§ Source document:
= = = = =
By Dr. Peter Bouteneff
This writing assignment intrigued me: ask people who are committed to the Church why they are “still” here. The implication is that there are reasons not to want to be involved with the Church, and of course there are. “Organized religion” can be a hard sell, generally speaking. Increasing information about the multiplicity of religious and non-religious viewpoints, many of which seem very wise and reasonable, make people wonder why anyone would want to commit to just one view as “the true way.” And, for us cradle-Orthodox, the Church is so easy to associate exclusively with our family background and with our ethnicity, something that we ought to transcend as we grow up, even if we retain a sentimental attachment to it. And then of course there are scandals financial and sexual, Church squabbles, and Church priorities which sometimes seem all askew.
All of these factors are serious, and all of them have affected me – sometimes powerfully – at points in my life.
When I think of the many factors that have kept me in the Church, for which I thank God every day, I think a lot about the people I was surrounded with. Since my childhood I was close to people who were completely genuine, and also completely committed to the Church. Their relationship to the Church was real and penetrated their whole being. One such person was my confessor through my entire childhood, up until his death when I was 23 years old. He was Fr Alexander Schmemann. Partly owing to his influence, and that of my parents whose relationship to the Church was also deep-set and organic (yes, ethnic, but never obsessively so), the church-types I gravitated towards were normal people. They weren’t ideologues. Which means that their real priorities didn’t lie with things like the calendar (old or new), ecumenism or anti-ecumenism, or The One Right Kind of Iconography. They knew when God was properly praised, when Christ was rightly confessed, and when people were being real. Their BS-sensors were finely tuned. Like me, their reactions to the ideologues was some combination of puzzlement, “yuck,” and boredom.
= = = = =
§ Task instructions:
a) Decide whether each statement below agrees with the essay on staying in the Church, answering yes or no and quoting the words from the essay that settle it: (i) The author's confessor died when the author was 23 years old. (ii) The author describes his parents' relationship to the Church as obsessively ethnic. (iii) The people the author gravitated towards gave real priority to the question of the calendar.
b) Quote the passage of the essay on staying in the Church that starts with "By Dr. Peter" and goes on through "seem all askew.".

§ Data for review:
= = = = =
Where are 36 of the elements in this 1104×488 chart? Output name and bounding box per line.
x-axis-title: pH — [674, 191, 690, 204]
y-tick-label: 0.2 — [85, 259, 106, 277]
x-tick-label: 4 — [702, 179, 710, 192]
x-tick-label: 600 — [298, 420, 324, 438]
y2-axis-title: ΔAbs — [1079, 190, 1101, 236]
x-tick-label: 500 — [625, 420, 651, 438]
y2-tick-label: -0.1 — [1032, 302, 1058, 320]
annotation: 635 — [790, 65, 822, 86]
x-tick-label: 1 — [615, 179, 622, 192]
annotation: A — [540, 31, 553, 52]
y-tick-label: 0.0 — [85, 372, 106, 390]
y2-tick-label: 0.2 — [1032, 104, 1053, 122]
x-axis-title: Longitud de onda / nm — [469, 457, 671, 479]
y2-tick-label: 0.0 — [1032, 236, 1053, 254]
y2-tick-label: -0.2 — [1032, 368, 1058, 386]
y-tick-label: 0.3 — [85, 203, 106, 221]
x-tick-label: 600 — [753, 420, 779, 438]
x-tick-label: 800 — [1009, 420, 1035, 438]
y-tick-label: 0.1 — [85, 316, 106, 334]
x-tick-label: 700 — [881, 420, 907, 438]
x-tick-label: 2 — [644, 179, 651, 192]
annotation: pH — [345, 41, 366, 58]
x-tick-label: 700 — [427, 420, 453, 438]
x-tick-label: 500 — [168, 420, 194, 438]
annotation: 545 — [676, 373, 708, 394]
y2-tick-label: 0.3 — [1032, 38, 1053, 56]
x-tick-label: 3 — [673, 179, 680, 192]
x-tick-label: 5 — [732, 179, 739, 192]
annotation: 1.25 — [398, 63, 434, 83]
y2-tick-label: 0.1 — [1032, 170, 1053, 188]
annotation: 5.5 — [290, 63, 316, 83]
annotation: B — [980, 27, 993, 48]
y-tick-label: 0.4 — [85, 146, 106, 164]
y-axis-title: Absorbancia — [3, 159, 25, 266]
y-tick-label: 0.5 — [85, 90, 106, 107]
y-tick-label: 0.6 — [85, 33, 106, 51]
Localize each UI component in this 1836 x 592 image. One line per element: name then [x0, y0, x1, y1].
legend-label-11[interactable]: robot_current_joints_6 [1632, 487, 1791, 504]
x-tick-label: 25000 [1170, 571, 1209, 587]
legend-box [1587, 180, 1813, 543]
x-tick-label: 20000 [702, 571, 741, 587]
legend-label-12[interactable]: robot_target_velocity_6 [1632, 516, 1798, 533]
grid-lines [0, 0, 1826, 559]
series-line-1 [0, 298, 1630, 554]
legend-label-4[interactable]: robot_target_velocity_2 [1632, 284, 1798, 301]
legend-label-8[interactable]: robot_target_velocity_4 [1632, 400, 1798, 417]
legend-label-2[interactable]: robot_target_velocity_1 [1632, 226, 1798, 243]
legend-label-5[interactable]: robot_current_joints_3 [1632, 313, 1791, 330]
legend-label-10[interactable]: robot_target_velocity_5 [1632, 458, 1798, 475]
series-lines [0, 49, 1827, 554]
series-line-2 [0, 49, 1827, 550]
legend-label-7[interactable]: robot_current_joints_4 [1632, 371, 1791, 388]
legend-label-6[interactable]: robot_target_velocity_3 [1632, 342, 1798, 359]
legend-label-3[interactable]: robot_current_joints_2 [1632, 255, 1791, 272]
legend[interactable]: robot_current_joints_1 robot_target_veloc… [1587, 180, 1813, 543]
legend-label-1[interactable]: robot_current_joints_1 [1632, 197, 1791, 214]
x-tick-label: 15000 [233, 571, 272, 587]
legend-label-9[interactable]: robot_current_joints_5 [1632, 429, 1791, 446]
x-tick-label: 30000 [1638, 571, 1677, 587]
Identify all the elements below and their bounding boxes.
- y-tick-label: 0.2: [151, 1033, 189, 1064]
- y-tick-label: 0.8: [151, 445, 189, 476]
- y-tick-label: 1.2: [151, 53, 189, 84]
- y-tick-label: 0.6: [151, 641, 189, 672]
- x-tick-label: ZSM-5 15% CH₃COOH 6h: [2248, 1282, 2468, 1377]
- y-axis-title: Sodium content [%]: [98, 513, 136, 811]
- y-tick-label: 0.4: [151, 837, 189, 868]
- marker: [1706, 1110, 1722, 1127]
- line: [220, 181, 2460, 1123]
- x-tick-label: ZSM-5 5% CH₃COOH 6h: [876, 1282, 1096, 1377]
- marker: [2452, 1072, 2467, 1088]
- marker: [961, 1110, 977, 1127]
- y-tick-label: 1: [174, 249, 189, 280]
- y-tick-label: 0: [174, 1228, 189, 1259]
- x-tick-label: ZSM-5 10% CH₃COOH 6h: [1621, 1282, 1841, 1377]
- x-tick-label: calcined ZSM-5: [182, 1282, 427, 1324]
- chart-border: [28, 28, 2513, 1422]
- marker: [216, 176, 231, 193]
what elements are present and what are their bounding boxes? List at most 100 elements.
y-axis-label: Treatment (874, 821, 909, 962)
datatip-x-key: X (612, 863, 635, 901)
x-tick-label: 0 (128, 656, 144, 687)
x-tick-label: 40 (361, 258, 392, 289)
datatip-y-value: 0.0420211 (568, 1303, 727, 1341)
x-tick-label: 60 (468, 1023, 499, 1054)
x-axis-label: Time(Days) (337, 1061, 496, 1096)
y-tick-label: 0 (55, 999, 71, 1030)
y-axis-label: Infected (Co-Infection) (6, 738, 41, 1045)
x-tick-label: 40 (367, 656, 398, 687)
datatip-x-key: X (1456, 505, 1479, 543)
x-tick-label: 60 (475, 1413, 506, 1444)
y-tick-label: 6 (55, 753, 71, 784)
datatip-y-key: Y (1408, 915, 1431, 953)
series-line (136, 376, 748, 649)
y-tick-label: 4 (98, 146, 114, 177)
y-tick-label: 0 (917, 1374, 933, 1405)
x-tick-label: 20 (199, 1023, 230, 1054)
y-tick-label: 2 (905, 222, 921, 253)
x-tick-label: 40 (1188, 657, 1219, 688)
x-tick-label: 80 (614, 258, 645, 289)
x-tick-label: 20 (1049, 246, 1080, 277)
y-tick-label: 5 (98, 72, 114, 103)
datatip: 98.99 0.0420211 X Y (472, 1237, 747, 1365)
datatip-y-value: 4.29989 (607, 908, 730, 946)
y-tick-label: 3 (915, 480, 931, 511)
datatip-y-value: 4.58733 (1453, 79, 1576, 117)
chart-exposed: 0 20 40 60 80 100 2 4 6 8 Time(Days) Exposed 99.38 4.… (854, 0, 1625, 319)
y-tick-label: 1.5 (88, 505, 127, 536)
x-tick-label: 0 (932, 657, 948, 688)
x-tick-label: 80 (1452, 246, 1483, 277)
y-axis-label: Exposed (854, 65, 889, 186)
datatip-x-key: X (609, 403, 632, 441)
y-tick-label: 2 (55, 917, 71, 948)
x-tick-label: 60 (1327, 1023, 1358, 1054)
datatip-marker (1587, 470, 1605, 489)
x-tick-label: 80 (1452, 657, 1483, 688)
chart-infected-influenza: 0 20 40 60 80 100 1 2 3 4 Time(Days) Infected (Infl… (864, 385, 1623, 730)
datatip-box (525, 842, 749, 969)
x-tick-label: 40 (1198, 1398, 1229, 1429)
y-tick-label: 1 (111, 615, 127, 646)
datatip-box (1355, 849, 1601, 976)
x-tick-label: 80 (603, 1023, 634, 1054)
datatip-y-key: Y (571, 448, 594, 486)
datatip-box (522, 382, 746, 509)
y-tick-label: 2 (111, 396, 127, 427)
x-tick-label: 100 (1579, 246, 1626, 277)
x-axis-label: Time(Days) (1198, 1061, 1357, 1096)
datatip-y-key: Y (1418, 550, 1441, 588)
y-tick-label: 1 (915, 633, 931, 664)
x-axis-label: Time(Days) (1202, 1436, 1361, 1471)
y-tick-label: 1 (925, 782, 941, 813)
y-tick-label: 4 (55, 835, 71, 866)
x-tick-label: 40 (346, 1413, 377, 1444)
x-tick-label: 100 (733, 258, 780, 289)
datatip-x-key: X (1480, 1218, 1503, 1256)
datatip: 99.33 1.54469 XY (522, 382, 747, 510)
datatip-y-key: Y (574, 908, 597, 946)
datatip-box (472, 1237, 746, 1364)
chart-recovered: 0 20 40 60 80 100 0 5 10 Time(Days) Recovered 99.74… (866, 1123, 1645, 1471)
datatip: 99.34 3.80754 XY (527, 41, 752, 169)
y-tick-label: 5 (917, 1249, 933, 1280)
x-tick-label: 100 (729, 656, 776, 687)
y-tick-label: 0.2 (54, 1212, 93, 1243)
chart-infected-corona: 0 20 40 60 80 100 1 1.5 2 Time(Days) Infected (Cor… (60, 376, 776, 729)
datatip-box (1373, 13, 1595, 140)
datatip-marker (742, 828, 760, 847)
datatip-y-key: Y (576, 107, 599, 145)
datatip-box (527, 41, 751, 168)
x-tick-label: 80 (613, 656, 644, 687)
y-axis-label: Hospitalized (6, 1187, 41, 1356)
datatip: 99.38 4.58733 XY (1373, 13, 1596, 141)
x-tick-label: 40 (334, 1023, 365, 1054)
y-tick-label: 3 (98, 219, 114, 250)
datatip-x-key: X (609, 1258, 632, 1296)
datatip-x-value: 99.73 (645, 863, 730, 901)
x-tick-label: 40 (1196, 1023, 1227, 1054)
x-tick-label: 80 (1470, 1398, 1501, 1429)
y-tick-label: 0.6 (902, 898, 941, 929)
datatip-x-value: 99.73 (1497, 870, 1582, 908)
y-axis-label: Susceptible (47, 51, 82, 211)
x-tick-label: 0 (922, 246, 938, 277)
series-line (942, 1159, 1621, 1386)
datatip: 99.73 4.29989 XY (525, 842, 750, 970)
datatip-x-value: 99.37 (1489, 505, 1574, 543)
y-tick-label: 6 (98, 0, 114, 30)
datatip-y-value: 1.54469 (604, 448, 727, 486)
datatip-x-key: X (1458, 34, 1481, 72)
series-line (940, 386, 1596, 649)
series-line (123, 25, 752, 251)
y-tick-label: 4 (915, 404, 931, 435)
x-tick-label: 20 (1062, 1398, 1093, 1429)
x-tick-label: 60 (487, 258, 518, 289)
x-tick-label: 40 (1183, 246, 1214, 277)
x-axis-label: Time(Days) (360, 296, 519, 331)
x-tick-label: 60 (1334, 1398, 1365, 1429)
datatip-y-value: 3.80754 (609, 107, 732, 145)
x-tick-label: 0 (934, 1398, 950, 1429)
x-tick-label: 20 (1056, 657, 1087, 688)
= = = = =
§ Answers:
a)
(i) Yes: "up until his death when I was 23 years old"
(ii) No: "(yes, ethnic, but never obsessively so)"
(iii) No: "their real priorities didn’t lie with things like the calendar (old or new)"

b)
By Dr. Peter Bouteneff
This writing assignment intrigued me: ask people who are committed to the Church why they are “still” here. The implication is that there are reasons not to want to be involved with the Church, and of course there are. “Organized religion” can be a hard sell, generally speaking. Increasing information about the multiplicity of religious and non-religious viewpoints, many of which seem very wise and reasonable, make people wonder why anyone would want to commit to just one view as “the true way.” And, for us cradle-Orthodox, the Church is so easy to associate exclusively with our family background and with our ethnicity, something that we ought to transcend as we grow up, even if we retain a sentimental attachment to it. And then of course there are scandals financial and sexual, Church squabbles, and Church priorities which sometimes seem all askew.